In the records that follow, show each line where the word "this" is present.

· · · · · · ·

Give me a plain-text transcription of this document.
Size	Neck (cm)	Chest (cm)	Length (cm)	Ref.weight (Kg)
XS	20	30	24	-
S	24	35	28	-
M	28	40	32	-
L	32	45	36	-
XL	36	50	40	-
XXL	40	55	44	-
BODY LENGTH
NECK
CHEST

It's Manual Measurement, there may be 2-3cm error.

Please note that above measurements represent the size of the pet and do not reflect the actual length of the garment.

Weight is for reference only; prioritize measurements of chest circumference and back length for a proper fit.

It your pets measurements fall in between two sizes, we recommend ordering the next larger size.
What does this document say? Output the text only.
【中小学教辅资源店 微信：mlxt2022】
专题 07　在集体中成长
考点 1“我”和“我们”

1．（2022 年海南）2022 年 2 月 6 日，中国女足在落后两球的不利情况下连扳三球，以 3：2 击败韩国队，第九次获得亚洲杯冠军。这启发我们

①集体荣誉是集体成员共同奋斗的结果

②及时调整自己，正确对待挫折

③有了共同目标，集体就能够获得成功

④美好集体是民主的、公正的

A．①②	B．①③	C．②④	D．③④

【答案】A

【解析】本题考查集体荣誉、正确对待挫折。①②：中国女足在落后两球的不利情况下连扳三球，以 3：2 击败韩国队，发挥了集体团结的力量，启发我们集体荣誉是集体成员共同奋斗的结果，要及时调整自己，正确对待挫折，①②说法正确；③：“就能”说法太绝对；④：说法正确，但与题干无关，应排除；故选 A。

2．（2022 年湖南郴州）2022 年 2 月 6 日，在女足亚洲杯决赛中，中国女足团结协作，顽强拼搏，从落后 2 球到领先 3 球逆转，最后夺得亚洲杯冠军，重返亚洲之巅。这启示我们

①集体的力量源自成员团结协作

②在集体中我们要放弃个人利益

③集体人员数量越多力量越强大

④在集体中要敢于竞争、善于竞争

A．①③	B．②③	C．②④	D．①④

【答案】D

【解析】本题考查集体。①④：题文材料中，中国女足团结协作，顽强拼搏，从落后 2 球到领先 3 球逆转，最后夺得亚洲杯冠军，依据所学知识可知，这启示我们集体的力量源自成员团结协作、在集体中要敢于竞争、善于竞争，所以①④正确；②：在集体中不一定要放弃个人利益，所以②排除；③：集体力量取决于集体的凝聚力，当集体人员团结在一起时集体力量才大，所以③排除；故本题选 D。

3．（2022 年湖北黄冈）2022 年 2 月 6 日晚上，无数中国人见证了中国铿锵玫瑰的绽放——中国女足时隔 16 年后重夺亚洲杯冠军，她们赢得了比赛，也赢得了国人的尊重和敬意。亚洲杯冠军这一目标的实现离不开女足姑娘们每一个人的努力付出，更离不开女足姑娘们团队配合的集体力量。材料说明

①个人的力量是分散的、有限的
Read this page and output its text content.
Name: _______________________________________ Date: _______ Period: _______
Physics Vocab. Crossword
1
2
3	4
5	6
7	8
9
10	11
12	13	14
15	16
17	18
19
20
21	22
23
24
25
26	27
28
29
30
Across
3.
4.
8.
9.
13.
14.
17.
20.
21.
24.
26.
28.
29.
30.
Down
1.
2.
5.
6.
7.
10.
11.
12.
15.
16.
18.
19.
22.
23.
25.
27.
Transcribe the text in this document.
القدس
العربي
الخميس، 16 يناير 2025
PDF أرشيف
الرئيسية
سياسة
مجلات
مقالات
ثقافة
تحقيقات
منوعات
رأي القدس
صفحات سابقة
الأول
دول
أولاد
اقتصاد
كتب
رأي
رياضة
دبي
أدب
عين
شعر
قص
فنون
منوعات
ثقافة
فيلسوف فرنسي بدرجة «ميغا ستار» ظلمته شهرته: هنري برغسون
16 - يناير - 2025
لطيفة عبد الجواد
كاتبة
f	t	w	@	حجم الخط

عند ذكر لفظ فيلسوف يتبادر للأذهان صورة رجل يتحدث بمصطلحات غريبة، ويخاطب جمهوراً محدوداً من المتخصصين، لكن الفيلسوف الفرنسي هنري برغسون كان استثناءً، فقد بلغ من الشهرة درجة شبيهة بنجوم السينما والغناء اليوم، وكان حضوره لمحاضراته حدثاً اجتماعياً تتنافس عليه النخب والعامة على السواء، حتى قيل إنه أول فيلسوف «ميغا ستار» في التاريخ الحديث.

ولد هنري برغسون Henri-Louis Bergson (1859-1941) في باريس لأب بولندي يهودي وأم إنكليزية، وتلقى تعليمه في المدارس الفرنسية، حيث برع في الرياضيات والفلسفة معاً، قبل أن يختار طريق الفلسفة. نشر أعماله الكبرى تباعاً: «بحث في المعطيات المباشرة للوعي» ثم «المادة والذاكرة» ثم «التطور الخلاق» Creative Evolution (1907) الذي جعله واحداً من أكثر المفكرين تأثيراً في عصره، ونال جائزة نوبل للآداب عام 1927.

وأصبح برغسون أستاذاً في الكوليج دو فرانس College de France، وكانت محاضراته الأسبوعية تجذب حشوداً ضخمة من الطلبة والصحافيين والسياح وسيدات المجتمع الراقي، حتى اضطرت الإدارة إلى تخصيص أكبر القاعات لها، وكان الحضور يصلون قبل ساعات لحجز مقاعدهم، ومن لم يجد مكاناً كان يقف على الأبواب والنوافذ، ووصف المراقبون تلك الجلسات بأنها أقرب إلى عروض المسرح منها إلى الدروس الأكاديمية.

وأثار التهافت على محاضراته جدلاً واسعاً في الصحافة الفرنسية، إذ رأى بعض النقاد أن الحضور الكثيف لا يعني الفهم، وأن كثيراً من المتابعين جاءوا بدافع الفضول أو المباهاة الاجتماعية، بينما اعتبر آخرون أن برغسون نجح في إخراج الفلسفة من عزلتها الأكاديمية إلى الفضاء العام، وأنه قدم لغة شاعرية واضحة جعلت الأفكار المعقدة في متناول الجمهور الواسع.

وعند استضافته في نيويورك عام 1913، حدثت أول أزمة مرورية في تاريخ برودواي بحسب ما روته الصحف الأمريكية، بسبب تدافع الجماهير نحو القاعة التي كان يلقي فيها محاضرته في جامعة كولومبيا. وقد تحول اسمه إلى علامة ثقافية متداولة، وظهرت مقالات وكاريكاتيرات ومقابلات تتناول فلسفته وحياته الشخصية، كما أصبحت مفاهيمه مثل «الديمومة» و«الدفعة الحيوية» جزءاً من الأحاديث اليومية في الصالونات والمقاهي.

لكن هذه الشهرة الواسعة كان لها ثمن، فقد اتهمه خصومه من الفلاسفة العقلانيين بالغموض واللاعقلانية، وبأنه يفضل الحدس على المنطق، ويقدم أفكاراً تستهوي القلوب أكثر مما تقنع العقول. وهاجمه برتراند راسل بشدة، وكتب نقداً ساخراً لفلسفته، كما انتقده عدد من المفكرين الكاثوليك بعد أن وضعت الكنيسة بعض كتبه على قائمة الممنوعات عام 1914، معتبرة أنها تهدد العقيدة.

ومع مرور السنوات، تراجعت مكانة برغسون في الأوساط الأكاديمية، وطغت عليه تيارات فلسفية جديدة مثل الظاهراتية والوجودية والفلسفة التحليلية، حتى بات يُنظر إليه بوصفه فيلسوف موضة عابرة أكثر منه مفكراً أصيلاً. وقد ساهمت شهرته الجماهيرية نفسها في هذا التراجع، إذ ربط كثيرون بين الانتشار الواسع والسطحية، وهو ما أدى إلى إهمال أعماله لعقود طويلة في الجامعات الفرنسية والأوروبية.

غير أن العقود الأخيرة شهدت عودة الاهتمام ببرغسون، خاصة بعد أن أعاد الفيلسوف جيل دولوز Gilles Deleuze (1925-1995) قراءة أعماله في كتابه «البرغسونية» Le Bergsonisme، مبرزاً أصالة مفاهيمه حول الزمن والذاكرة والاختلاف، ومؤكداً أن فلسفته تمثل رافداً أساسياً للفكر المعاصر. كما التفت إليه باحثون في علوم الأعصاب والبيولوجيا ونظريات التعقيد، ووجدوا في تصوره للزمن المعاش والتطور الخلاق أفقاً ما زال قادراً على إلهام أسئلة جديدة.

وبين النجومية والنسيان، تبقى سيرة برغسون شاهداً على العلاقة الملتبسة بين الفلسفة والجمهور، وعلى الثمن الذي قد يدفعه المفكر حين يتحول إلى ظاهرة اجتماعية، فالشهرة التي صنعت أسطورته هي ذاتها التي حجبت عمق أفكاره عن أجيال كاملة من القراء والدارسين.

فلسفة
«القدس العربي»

· · · · · · ·

(IN RESPONSE)
Give me a plain-text transcription of this document.
What does this document say? Output the text only.
Read this page and output its text content.
Transcribe the text in this document.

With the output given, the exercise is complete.